╔══

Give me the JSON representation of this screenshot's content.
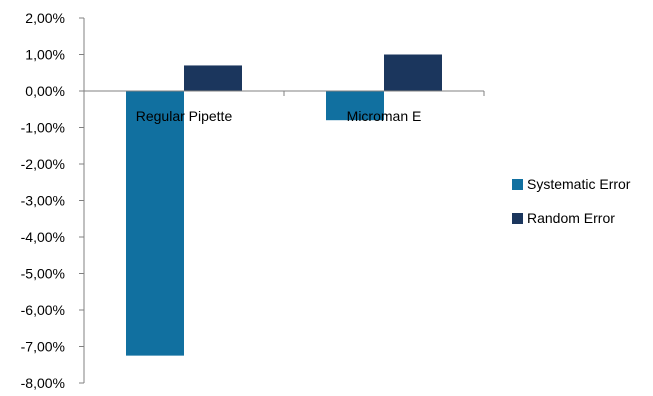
{
  "chart_data": {
    "type": "bar",
    "categories": [
      "Regular Pipette",
      "Microman E"
    ],
    "series": [
      {
        "name": "Systematic Error",
        "color": "#1170A0",
        "values": [
          -7.25,
          -0.8
        ]
      },
      {
        "name": "Random Error",
        "color": "#1B365D",
        "values": [
          0.7,
          1.0
        ]
      }
    ],
    "yticks": [
      "2,00%",
      "1,00%",
      "0,00%",
      "-1,00%",
      "-2,00%",
      "-3,00%",
      "-4,00%",
      "-5,00%",
      "-6,00%",
      "-7,00%",
      "-8,00%"
    ],
    "ylim": [
      -8,
      2
    ],
    "grid": false,
    "legend_position": "right"
  }
}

╚══

Exercise |
Repeat the records word for word. Any picture in them should be left out.

Correct answer |
Give me the JSON representation of this screenshot's content.
{
  "chart_data": {
    "type": "bar",
    "categories": [
      "Regular Pipette",
      "Microman E"
    ],
    "series": [
      {
        "name": "Systematic Error",
        "color": "#1170A0",
        "values": [
          -7.25,
          -0.8
        ]
      },
      {
        "name": "Random Error",
        "color": "#1B365D",
        "values": [
          0.7,
          1.0
        ]
      }
    ],
    "yticks": [
      "2,00%",
      "1,00%",
      "0,00%",
      "-1,00%",
      "-2,00%",
      "-3,00%",
      "-4,00%",
      "-5,00%",
      "-6,00%",
      "-7,00%",
      "-8,00%"
    ],
    "ylim": [
      -8,
      2
    ],
    "grid": false,
    "legend_position": "right"
  }
}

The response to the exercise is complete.